_EXERCISE AIM_. Copy out all lines that hold "simultâneos".

>> Start

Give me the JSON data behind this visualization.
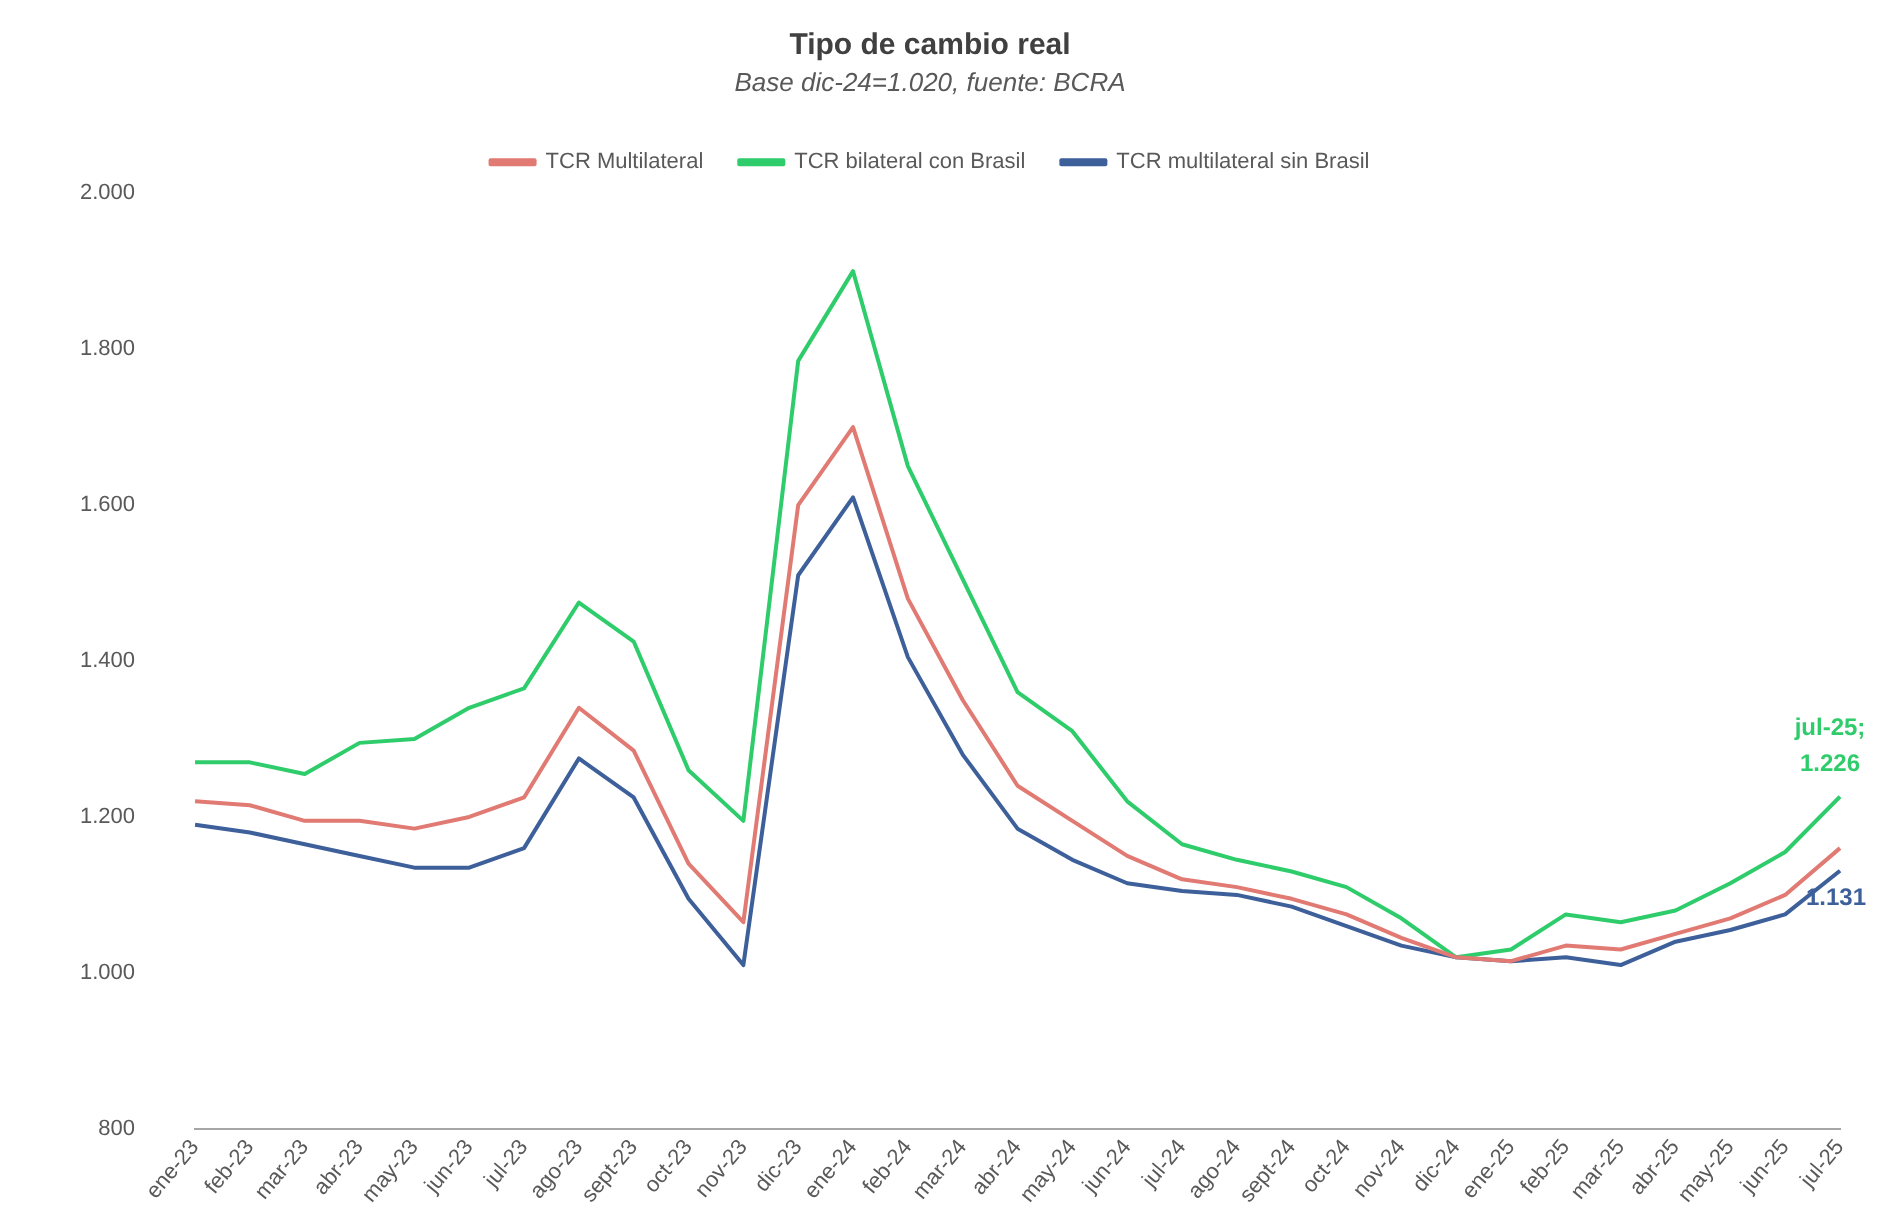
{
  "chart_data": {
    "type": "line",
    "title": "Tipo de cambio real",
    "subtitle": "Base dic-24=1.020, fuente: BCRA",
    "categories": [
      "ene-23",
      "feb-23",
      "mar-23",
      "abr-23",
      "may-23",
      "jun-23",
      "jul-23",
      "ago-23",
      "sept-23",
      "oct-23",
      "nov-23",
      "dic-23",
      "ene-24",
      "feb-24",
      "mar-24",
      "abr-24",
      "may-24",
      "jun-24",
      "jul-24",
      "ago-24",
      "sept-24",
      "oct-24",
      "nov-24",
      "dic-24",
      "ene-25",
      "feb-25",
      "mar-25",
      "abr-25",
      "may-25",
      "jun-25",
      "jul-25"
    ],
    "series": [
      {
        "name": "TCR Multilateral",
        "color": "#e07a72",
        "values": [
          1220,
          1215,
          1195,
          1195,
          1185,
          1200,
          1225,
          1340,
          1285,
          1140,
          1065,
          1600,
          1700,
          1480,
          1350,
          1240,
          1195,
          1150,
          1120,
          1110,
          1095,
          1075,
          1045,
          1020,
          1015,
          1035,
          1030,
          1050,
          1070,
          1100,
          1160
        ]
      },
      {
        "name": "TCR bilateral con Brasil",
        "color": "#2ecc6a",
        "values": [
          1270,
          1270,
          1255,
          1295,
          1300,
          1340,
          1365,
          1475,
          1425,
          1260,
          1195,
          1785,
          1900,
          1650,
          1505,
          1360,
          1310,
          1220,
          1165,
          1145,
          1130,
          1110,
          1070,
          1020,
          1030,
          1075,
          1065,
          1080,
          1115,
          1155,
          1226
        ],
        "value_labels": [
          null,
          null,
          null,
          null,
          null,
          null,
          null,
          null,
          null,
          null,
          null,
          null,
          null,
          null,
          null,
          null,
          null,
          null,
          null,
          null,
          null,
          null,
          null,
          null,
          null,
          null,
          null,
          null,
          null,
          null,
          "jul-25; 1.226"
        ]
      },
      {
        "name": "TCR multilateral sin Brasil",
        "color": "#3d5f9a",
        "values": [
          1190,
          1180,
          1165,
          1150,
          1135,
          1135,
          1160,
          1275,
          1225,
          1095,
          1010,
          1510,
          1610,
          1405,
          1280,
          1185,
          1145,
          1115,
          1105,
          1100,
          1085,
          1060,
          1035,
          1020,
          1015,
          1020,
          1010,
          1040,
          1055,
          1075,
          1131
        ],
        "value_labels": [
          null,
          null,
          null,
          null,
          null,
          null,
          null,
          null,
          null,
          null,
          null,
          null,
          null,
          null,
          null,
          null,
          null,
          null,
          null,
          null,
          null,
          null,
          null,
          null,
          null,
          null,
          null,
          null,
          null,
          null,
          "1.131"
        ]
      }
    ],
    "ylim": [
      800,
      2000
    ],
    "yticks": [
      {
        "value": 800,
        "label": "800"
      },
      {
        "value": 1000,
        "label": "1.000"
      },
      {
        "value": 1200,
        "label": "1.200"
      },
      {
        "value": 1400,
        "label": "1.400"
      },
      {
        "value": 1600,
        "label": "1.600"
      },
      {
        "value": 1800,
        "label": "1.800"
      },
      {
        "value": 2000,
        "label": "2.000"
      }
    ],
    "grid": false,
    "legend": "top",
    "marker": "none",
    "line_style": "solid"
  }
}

>> End
>> Start

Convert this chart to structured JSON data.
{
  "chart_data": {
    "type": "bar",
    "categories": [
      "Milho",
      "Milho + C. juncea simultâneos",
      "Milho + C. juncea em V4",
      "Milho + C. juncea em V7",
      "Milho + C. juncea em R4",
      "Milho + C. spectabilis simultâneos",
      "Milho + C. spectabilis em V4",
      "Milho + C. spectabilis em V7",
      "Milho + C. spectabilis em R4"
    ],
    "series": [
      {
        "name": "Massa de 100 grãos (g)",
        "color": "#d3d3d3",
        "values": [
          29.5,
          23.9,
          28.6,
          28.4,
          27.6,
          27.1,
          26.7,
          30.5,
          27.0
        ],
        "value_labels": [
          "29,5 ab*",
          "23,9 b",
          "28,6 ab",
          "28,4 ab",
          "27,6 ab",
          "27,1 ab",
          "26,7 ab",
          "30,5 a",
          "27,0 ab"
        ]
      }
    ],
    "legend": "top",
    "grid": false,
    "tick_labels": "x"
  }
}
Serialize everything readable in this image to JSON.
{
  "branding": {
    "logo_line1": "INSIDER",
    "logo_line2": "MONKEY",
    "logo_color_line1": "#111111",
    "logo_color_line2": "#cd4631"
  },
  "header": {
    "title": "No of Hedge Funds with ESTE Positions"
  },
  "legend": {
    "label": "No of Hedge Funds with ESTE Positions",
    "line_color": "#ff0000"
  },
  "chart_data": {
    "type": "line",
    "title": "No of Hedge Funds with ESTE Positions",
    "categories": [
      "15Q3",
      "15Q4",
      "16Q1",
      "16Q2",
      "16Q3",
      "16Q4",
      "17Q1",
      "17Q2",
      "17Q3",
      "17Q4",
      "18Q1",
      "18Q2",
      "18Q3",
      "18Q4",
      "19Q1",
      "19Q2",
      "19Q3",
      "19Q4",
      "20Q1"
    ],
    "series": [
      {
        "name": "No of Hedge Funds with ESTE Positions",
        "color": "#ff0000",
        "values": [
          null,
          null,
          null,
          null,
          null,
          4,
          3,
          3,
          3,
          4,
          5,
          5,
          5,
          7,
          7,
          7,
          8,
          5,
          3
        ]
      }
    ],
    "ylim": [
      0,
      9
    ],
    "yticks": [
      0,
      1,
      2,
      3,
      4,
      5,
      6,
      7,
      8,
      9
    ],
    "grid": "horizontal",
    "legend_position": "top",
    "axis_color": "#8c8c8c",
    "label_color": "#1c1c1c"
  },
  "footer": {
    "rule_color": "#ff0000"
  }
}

>> End

_IN RESPONSE_.
      "Milho + C. juncea simultâneos",
      "Milho + C. spectabilis simultâneos",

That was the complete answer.